__Texte à lire__
=-=-=
Lors de cette mission en Syrie, l’officier renseignement s’est rendue auprès de divers interlocuteurs (rebelles, population, armée syrienne) afin d’avoir une vision impartiale de la situation. En tant qu’observateurs de l’ONU, Enora Chame et ses collègues n’étaient pas présents pour venir en aide aux réfugiés, faire des distributions, au contraire de ce que pensait la population dans un premier temps. Ils ont donc parlé aux habitants pour faire comprendre leur mission et le mandat de l’ONU dans le pays. « Notre présence a fini par être considérée comme complètement inutile, livre Enora Chame, et finalement tout le monde nous tapait sur les jambes. » La situation a ainsi été parfois dangereuse, « certains observateurs ont été violemment attaqués », souligne-t-elle.
=-=-=
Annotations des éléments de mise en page
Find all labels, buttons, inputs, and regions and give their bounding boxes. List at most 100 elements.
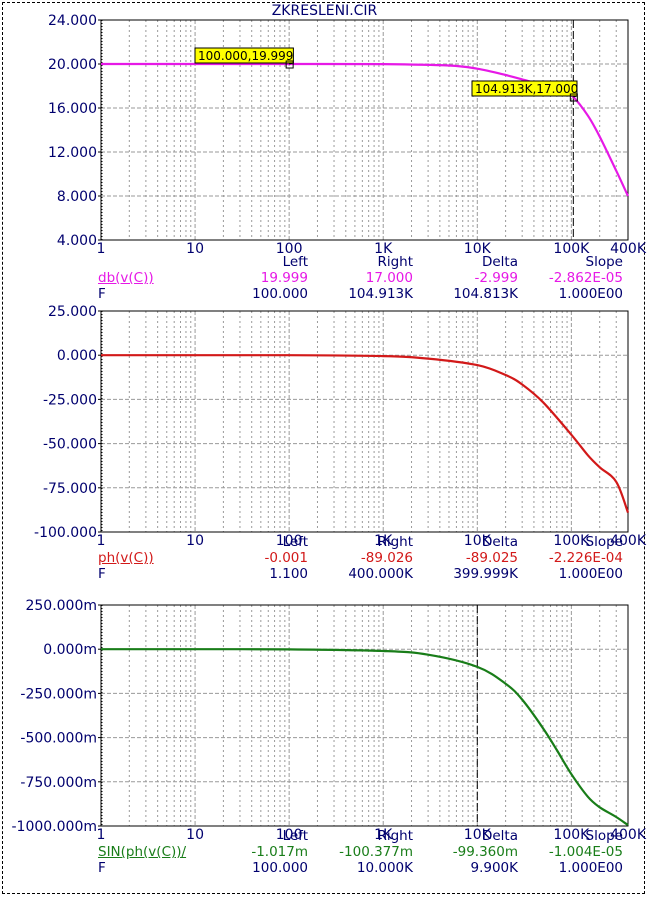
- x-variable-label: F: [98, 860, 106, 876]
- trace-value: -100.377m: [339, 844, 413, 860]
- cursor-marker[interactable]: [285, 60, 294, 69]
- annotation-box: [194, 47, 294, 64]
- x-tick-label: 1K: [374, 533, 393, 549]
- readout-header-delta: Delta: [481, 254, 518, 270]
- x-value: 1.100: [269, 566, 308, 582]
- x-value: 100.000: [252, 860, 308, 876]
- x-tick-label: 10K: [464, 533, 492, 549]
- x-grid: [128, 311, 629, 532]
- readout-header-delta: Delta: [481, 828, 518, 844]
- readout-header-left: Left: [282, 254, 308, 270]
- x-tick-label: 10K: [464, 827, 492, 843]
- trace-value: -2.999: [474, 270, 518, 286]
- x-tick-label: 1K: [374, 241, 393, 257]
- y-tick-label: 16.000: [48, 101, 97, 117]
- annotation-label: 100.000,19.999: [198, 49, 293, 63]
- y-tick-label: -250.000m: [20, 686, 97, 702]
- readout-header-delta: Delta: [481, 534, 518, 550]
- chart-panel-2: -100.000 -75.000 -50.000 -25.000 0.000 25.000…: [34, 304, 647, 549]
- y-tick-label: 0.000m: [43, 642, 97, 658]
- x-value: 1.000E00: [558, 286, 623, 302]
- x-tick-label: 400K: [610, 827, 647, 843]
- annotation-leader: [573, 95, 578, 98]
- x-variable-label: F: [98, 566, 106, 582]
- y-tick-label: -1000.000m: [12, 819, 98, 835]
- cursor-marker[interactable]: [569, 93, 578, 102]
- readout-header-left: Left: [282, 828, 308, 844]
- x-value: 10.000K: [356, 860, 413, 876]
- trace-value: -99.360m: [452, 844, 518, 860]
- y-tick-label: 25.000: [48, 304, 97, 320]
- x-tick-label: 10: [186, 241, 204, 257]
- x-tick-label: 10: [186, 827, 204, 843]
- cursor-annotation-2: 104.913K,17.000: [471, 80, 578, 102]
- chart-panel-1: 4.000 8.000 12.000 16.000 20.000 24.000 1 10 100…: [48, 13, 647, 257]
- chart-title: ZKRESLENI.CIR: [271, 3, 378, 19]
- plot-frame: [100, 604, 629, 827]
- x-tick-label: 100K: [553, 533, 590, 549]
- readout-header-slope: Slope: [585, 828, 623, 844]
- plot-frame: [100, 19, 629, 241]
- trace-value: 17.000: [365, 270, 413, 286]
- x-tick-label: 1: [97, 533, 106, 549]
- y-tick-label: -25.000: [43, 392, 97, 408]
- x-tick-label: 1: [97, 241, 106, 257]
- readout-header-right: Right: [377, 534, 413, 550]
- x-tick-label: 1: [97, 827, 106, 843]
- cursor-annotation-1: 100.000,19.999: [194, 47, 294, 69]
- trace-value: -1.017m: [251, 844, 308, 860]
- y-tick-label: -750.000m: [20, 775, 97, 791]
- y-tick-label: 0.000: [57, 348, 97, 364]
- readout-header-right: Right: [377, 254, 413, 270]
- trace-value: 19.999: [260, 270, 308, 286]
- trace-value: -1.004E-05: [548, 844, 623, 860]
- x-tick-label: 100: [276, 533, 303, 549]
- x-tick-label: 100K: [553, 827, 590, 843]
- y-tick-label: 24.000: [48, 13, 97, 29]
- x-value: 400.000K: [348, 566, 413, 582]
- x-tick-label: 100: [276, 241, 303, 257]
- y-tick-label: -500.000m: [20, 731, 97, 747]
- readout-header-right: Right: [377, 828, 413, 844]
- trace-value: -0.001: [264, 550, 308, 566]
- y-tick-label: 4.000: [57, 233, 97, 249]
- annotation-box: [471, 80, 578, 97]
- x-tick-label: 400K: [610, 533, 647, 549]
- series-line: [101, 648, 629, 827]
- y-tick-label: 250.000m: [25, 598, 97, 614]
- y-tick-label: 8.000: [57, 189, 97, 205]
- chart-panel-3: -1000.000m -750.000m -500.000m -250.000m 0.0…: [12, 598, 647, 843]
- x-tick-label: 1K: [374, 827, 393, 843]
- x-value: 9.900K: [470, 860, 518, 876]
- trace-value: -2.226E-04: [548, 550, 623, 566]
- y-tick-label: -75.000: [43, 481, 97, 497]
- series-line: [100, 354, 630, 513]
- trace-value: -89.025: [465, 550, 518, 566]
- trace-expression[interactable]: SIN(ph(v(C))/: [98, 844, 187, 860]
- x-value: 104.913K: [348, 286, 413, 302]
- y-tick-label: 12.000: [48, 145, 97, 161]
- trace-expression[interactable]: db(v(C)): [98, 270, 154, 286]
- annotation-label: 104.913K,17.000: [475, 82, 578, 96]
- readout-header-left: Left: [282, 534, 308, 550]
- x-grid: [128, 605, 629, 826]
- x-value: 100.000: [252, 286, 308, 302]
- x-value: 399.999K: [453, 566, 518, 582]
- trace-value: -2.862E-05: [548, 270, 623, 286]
=-=-=
__Consigne__
Rédigez la suite du texte sur la mission des observateurs de l'ONU en Syrie, à partir de sa dernière phrase.

__Corrigé__
Les finalités des rapports

Des rapports et documents sont rédigés suite aux enquêtes sur le terrain, puis transmis à toute une chaîne de commandement et de décisionnaires, qui peuvent être le Président de la République, le Chef d’état-major des armées, ou encore le Conseil de Sécurité de l’ONU. Les décisions se prennent à haut niveau « et ce sont eux qui vont décider de ce qu’ils feront de ces documents et ces preuves. » Pour Enora Chame, chacun a sa place, et « il n’appartient pas aux gens qui recueillent les informations et aux analystes, de s’autosaisir » de ces documents et en faire ce qu’ils veulent, comme par exemple dévoiler des affaires dans la presse. « Il y a une chaîne de hiérarchie, évoque-t-elle, chacun remplit son rôle. Le système est organisé de façon à ce que chacun, par petite brique, parvienne à réaliser un but plus grand. Le patron, ce sera toujours le Président de la République qui décidera de ce qu’il pense doit être fait pour les intérêts du pays, car c’est lui qui a toutes les cartes en main, une vision globale. » Il arrive tout de même que des documents classifiés fuitent, comme ça a été le cas avec l’affaire des armes vendues à la Russie et révélée par le média Disclose. Provenant probablement d’un militaire, cette fuite est selon Enora Chame « sanctionnable, car c’est une faute éthique particulièrement grave pour un militaire qui s’est engagé. » Et de reconnaître aussi que le rôle du média est de « justement amener à l’opinion publique des informations. C’est un autre métier en fait. A vous de choisir l’un plutôt que l’autre », conclue-t-elle.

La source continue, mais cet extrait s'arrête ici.